### Texte présenté:
+---+

Un combat judiciaire… et politique
Régis de Castelnau s’estime victime d’un « acharnement judiciaire » après avoir critiqué la gestion de Charline Avenel, ex-rectrice de Versailles. Celle-ci est accusée d’avoir envoyé un courrier menaçant à des parents dont l’enfant s’est suicidé le 5 septembre 2023 après un harcèlement scolaire. Pour l’avocat, cette plainte symbolise le « macronisme chimiquement pur » : protection des hauts fonctionnaires, mépris des victimes et instrumentalisation de la justice.
Harcèlement, suicide et impunité
L’affaire remonte à 2023 : une famille, désespérée par l’inaction de l’Éducation nationale, reçoit une lettre du rectorat les menaçant de poursuites s’ils persistent à se plaindre. Peu après, leur fils de 15 ans met fin à ses jours. Régis de Castelnau avait analysé ce courrier sous l’angle juridique, pointant des infractions potentielles. Aujourd’hui, c’est lui qui est poursuivi. « C’est une procédure bâillon », assène-t-il, promettant un combat médiatique et judiciaire sans concession.

+---+

### Consignes de l'exercice:
1 > Répondez aux questions suivantes à partir de l'article sur la plainte visant Régis de Castelnau :
(a) De quel rectorat Charline Avenel était-elle rectrice ?
(b) Quel âge avait le fils de la famille ?
(c) Par quelle expression Régis de Castelnau qualifie-t-il la procédure engagée contre lui ?
2 > Poursuivez l'article sur la plainte visant Régis de Castelnau à la suite de sa dernière phrase.
Les lignes du jeu de données n'entrent aucunement en compte dans cet exercice.

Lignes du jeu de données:
+---+

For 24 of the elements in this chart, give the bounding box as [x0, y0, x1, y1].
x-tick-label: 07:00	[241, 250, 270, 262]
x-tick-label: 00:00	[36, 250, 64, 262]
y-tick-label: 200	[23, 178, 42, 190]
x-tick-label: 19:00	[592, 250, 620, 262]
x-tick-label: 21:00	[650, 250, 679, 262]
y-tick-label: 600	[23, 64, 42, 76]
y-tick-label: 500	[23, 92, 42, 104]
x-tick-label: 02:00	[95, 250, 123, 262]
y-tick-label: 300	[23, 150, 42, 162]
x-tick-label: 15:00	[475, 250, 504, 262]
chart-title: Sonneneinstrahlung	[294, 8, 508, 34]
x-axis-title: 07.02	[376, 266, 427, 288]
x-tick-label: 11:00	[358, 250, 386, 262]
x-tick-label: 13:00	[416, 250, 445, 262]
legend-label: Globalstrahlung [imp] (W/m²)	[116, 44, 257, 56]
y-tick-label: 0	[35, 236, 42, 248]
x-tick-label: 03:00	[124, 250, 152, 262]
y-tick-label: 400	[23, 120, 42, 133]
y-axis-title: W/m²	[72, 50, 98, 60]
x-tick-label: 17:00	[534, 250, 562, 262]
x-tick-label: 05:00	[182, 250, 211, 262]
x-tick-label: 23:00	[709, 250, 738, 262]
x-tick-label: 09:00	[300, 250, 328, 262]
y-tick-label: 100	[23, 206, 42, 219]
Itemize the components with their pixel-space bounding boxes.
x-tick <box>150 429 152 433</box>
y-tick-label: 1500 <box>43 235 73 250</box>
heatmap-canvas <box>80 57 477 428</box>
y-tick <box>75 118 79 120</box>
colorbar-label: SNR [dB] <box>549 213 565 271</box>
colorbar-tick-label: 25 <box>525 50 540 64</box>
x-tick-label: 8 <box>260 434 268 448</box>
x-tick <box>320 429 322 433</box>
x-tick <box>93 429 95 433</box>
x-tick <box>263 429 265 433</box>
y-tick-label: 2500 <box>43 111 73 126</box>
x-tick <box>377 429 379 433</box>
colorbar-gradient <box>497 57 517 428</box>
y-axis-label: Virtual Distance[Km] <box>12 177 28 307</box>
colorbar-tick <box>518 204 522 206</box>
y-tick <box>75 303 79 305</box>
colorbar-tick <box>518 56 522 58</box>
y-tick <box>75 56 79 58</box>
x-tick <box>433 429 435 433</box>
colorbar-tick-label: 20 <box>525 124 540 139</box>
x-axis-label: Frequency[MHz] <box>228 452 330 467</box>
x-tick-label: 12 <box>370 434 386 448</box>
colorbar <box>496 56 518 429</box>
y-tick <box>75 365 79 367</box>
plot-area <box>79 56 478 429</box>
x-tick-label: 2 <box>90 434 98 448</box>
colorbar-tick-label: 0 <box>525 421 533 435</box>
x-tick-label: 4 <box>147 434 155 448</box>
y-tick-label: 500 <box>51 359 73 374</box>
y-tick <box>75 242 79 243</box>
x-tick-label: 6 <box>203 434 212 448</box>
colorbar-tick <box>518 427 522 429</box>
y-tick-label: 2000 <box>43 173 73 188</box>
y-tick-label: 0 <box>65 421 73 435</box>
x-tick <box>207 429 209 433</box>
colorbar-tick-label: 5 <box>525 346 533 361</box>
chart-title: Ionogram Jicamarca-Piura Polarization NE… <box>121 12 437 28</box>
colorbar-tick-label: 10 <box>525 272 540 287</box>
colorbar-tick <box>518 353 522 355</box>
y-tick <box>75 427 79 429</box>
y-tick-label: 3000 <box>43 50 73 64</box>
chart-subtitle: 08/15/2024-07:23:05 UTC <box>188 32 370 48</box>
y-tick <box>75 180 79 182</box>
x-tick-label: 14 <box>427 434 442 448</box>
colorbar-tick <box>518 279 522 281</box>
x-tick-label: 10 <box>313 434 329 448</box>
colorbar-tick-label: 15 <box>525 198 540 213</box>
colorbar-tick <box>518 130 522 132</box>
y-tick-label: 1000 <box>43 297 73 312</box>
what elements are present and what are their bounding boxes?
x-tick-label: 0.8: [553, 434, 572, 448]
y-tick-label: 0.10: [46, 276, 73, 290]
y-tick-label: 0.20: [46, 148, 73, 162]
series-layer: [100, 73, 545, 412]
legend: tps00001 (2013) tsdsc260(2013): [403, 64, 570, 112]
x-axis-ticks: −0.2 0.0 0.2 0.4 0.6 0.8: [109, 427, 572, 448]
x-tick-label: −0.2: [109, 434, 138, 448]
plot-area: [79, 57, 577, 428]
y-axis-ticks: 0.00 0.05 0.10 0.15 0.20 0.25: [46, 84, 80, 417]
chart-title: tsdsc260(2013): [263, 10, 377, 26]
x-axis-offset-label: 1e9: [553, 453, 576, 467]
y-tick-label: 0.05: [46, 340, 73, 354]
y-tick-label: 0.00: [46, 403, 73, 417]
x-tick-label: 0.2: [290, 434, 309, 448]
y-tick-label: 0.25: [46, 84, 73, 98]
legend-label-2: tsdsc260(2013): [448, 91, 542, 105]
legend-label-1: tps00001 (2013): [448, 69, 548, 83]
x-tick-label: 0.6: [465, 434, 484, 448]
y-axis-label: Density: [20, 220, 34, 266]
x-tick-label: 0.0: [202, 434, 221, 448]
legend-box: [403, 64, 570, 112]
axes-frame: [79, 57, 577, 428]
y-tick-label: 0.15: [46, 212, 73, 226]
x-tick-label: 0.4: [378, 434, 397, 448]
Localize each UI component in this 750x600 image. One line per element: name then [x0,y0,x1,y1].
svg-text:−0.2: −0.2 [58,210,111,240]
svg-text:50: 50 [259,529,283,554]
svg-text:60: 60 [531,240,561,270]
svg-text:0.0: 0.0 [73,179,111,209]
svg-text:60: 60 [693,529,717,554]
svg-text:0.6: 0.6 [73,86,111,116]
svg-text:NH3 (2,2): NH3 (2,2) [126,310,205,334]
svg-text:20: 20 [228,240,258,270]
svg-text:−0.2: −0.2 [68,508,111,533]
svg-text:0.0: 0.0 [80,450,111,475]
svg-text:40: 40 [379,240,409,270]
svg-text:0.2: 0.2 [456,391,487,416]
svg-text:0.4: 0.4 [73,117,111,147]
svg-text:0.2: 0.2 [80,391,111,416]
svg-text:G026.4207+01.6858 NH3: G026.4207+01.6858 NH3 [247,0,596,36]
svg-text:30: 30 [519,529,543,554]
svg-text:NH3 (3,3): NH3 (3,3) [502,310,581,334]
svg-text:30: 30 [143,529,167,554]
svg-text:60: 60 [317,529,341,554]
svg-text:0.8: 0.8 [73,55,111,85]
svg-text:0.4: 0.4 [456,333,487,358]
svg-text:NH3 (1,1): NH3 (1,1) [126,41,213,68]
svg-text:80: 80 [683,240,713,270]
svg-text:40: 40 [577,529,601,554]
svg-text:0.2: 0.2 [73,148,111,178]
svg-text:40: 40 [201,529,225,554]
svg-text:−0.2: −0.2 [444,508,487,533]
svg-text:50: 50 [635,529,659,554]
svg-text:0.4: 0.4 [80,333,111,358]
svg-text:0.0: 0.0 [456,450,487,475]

+---+

### Réponses fournies:
1 >
(a) Le rectorat de Versailles.
(b) Il avait 15 ans.
(c) Il la qualifie de « procédure bâillon ».

2 >
Gabriel Attal, ministre de l’Éducation nationale, avait souhaité qu’une procédure disciplinaire soit « examinée » à l’endroit de Charline Avene. Or, selon Antony Taillefait, professeur de droit public à l’Université d’Angers, un tel régime de procédure est, en l’espèce, « introuvable ». L’ex-rectrice de l’Académie de Versailles bénéficie donc d’une faille juridique, mais n’a pas été blanchie, contrairement à ce que titrent les journaux de Bernard Arnaud Paris Match et Le Parisien.